EXERCISE — Copy out all the lines in the records that include the word "hosted".

DATA IN THIS EXERCISE —
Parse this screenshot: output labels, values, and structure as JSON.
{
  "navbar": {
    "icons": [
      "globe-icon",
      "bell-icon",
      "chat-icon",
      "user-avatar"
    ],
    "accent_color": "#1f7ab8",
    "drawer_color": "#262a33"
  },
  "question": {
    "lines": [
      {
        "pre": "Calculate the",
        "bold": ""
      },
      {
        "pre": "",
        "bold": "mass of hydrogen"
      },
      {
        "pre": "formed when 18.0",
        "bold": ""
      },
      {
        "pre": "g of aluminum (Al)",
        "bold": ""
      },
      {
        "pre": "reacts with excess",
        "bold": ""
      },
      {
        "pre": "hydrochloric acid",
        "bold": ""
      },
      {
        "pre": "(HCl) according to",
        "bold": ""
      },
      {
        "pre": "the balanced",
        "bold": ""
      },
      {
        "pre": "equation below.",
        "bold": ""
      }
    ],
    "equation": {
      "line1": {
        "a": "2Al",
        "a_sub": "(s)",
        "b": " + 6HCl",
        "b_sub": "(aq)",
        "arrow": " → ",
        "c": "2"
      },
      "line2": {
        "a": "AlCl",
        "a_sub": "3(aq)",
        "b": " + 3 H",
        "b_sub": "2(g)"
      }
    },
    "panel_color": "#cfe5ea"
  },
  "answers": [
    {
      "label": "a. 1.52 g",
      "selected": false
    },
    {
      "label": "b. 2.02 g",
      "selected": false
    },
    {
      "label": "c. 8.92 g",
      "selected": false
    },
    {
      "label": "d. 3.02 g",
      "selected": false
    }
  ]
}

* * *

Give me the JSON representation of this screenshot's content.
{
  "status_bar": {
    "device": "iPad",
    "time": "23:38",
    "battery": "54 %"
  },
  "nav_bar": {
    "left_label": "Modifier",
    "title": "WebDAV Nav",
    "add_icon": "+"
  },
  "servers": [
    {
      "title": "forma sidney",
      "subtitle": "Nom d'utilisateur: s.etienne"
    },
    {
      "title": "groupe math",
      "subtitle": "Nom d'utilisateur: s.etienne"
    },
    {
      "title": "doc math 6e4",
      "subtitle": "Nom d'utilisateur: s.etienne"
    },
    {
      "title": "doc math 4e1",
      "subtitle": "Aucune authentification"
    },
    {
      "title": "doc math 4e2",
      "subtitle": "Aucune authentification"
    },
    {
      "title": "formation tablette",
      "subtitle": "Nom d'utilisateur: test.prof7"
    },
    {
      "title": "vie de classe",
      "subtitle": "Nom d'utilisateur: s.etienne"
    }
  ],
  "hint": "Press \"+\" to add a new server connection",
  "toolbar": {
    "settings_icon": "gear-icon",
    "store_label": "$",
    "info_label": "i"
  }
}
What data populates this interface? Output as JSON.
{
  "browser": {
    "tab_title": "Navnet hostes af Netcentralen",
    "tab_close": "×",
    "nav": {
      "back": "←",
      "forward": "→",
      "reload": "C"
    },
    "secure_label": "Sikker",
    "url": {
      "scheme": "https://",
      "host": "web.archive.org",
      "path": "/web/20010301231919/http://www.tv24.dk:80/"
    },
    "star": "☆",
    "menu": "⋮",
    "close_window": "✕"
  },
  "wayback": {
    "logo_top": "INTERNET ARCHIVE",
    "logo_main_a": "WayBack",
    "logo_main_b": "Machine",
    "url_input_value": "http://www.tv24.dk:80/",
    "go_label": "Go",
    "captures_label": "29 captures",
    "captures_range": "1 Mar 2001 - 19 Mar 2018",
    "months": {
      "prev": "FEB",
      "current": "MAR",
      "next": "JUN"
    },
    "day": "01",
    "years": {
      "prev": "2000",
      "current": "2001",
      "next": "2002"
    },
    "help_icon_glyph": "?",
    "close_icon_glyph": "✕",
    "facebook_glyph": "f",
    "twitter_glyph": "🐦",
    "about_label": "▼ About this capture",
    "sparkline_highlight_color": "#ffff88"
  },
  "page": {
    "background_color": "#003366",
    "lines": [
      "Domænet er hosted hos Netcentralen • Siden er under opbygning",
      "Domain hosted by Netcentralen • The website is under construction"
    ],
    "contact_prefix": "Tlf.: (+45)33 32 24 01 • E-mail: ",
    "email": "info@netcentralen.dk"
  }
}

TASK SOLUTION —
      "Domænet er hosted hos Netcentralen • Siden er under opbygning",
      "Domain hosted by Netcentralen • The website is under construction"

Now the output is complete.